Task. Gather the lines from the material that contain "Finland".

Structured figure records:
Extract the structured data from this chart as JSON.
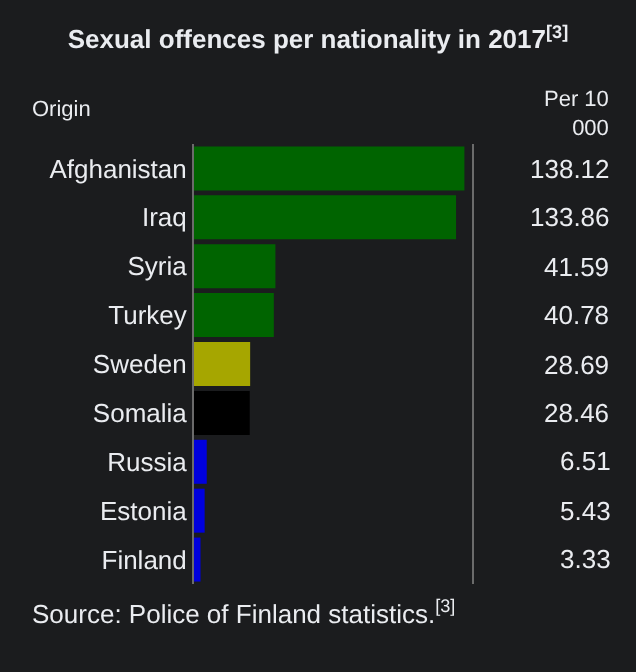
{
  "chart_data": {
    "type": "bar",
    "orientation": "horizontal",
    "title": "Sexual offences per nationality in 2017$^{[3]}$",
    "ylabel": "Origin",
    "xlabel": "Per 10 000",
    "categories": [
      "Afghanistan",
      "Iraq",
      "Syria",
      "Turkey",
      "Sweden",
      "Somalia",
      "Russia",
      "Estonia",
      "Finland"
    ],
    "values": [
      138.12,
      133.86,
      41.59,
      40.78,
      28.69,
      28.46,
      6.51,
      5.43,
      3.33
    ],
    "colors": [
      "#006400",
      "#006400",
      "#006400",
      "#006400",
      "#a6a600",
      "#000000",
      "#0000dd",
      "#0000dd",
      "#0000dd"
    ],
    "xlim": [
      0,
      142
    ],
    "data_labels": true,
    "tick_labels": "y",
    "grid": false,
    "legend": false,
    "annotations": [
      "Source: Police of Finland statistics.$^{[3]}$"
    ]
  }
}
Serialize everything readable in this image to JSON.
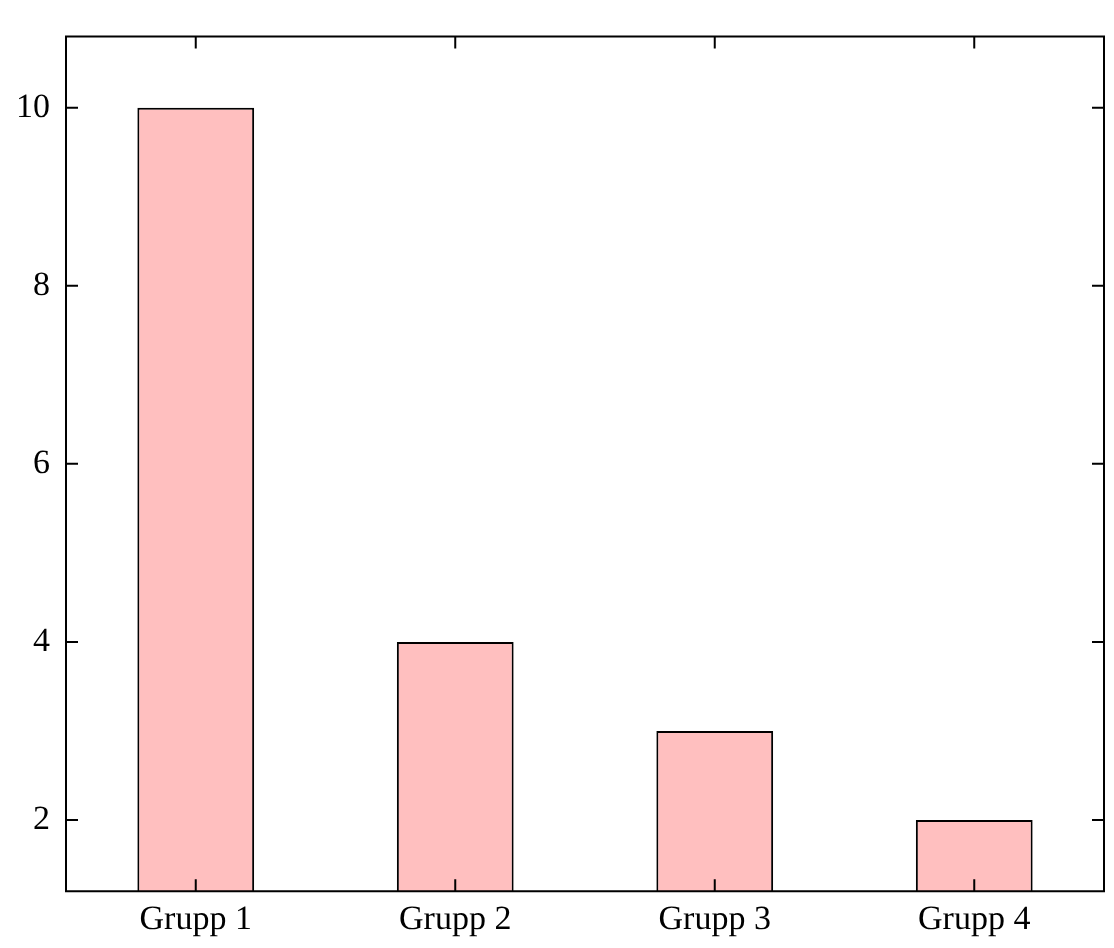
{
  "chart_data": {
    "type": "bar",
    "categories": [
      "Grupp 1",
      "Grupp 2",
      "Grupp 3",
      "Grupp 4"
    ],
    "values": [
      10,
      4,
      3,
      2
    ],
    "color": "#ffbfbf",
    "ylim": [
      1.2,
      10.8
    ],
    "yticks": [
      2,
      4,
      6,
      8,
      10
    ],
    "grid": false,
    "legend": false
  }
}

Response to the exercise.
      "Finland"
      "Source: Police of Finland statistics.$^{[3]}$"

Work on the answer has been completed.